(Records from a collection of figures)

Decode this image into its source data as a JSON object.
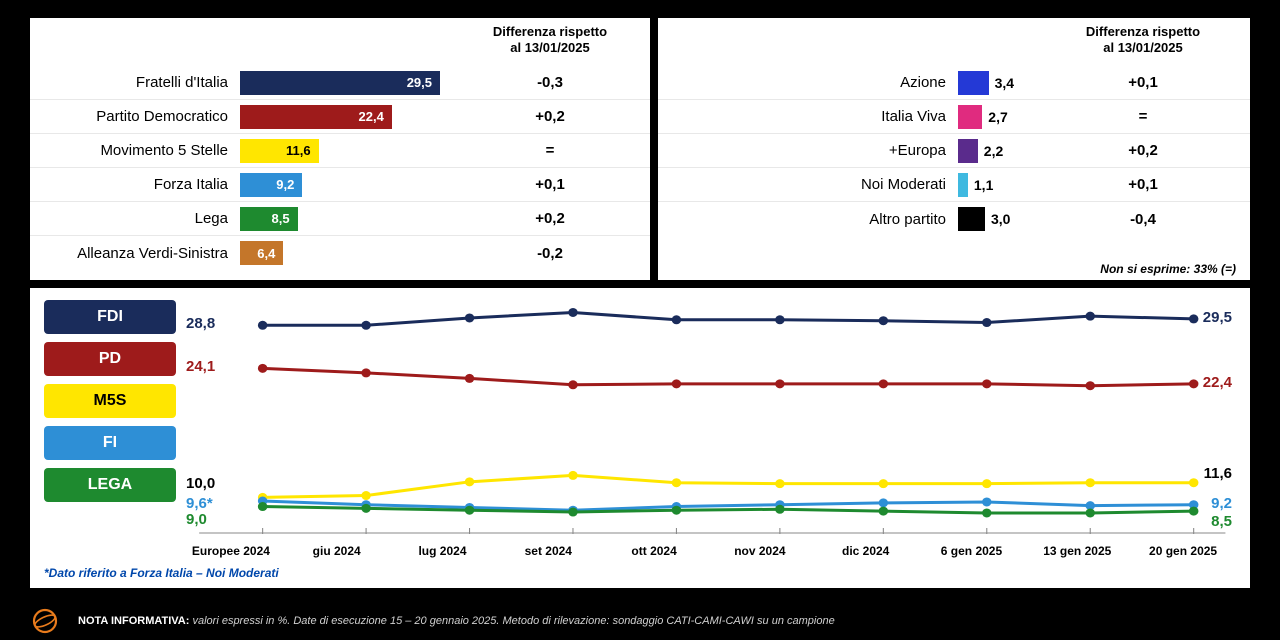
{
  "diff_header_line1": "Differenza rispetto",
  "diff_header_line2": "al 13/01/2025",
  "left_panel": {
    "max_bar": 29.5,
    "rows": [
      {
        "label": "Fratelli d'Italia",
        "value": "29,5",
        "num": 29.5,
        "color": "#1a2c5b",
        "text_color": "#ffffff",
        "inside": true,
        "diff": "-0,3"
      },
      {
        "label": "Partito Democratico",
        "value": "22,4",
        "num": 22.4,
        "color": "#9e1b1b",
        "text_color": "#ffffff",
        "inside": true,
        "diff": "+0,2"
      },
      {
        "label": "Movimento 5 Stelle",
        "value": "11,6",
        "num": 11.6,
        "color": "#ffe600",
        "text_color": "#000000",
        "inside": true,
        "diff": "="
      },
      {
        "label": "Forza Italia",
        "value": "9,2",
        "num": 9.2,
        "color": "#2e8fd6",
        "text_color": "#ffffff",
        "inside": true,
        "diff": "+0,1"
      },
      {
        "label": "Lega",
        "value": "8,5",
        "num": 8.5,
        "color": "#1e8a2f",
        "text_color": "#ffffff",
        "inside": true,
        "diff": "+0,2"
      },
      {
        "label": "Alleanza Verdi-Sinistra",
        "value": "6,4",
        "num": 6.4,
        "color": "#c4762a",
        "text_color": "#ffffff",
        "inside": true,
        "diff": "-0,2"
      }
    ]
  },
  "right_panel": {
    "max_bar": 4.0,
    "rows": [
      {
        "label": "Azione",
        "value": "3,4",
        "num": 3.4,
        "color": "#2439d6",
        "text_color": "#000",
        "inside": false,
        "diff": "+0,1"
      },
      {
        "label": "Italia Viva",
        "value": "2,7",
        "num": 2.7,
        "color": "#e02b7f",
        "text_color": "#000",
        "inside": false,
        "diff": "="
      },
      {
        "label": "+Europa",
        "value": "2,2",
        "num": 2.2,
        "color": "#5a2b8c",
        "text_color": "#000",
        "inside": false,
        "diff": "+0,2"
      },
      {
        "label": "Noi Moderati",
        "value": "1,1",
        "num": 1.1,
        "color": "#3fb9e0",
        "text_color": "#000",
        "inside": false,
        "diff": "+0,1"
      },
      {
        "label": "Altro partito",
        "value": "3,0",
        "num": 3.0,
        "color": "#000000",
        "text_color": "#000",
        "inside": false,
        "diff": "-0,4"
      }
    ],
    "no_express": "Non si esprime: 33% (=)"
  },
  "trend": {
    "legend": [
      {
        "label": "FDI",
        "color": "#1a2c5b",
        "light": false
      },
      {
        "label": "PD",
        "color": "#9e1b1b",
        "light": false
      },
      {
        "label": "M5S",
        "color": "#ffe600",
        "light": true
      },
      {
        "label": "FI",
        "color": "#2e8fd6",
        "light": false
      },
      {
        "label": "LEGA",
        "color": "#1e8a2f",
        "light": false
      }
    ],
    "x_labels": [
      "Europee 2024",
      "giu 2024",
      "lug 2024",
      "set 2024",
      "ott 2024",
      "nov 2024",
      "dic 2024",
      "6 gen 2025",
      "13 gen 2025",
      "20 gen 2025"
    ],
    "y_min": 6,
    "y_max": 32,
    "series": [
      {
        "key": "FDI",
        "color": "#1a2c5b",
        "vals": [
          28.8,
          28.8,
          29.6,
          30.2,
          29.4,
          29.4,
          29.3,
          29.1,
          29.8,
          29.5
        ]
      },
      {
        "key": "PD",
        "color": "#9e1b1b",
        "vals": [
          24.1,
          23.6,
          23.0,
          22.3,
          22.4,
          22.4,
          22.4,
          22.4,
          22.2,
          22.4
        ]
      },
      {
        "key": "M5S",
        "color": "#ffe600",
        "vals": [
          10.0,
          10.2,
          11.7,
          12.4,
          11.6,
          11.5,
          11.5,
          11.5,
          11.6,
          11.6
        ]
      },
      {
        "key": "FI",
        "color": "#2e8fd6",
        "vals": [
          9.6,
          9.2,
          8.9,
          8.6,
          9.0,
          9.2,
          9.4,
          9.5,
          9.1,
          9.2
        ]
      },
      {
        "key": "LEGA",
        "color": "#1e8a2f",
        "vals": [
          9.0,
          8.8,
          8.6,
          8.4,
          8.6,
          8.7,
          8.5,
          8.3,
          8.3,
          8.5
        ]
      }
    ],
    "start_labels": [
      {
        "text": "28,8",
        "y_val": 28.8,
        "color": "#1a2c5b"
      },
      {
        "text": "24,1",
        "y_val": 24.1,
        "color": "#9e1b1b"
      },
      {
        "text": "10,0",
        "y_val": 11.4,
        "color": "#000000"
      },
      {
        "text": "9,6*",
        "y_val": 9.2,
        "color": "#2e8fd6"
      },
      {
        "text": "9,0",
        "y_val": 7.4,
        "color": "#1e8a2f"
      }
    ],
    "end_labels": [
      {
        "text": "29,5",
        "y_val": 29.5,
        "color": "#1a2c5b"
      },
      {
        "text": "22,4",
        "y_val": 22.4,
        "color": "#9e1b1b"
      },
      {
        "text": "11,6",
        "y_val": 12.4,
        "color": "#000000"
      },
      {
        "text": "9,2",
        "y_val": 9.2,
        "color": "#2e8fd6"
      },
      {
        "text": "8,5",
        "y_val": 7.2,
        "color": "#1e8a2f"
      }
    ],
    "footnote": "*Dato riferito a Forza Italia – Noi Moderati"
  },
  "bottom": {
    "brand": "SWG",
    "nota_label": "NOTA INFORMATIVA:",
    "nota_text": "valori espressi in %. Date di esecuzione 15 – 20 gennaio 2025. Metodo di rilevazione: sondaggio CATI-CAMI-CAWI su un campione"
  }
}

--

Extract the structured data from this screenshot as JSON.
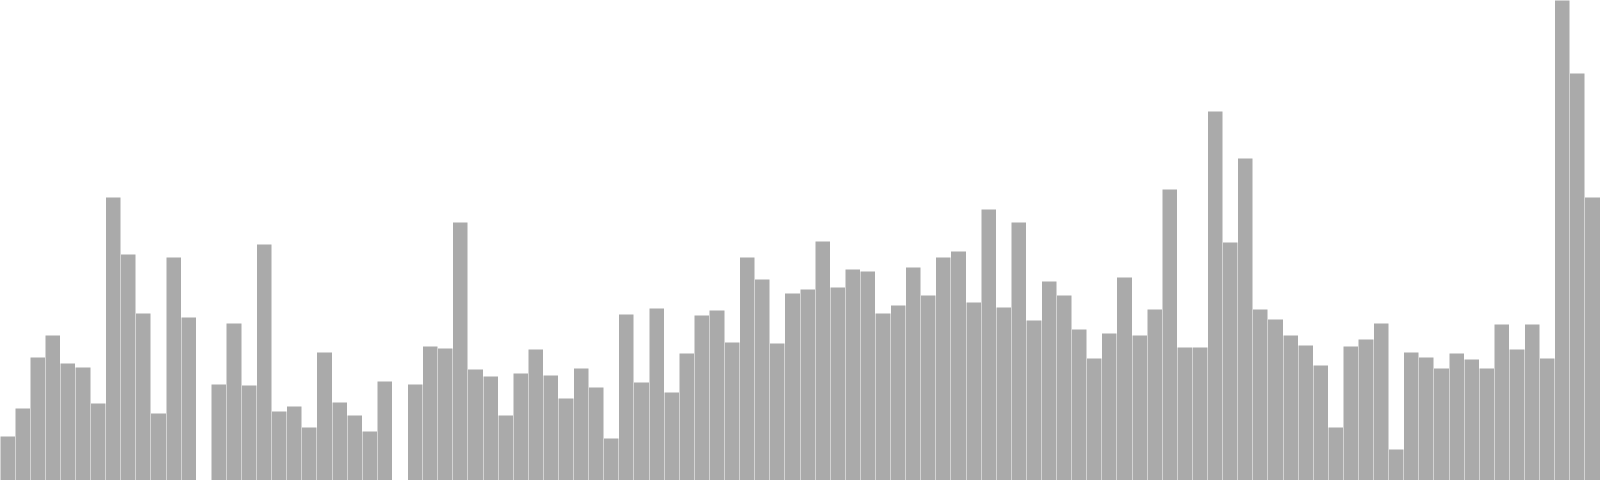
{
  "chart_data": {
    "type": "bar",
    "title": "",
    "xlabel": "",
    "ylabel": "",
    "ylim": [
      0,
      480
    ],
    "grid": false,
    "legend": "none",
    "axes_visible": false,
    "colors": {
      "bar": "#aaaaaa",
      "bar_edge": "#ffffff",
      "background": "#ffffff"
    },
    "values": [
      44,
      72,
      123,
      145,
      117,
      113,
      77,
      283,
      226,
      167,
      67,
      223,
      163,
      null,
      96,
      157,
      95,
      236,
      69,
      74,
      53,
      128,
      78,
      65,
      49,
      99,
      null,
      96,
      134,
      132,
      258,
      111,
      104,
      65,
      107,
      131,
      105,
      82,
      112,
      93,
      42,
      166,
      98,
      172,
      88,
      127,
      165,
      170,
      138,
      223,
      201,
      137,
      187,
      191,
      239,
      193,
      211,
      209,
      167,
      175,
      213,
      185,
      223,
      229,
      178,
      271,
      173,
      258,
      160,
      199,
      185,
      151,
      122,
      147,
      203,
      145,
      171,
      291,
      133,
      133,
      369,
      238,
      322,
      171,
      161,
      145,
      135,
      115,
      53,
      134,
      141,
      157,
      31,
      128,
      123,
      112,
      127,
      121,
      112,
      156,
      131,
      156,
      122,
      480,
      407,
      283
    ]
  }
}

| Written problem |
Search the records for the word "Moderati" and copy every line where it occurs.

| Solution for this task |
        "label": "Noi Moderati",
    "footnote": "*Dato riferito a Forza Italia – Noi Moderati"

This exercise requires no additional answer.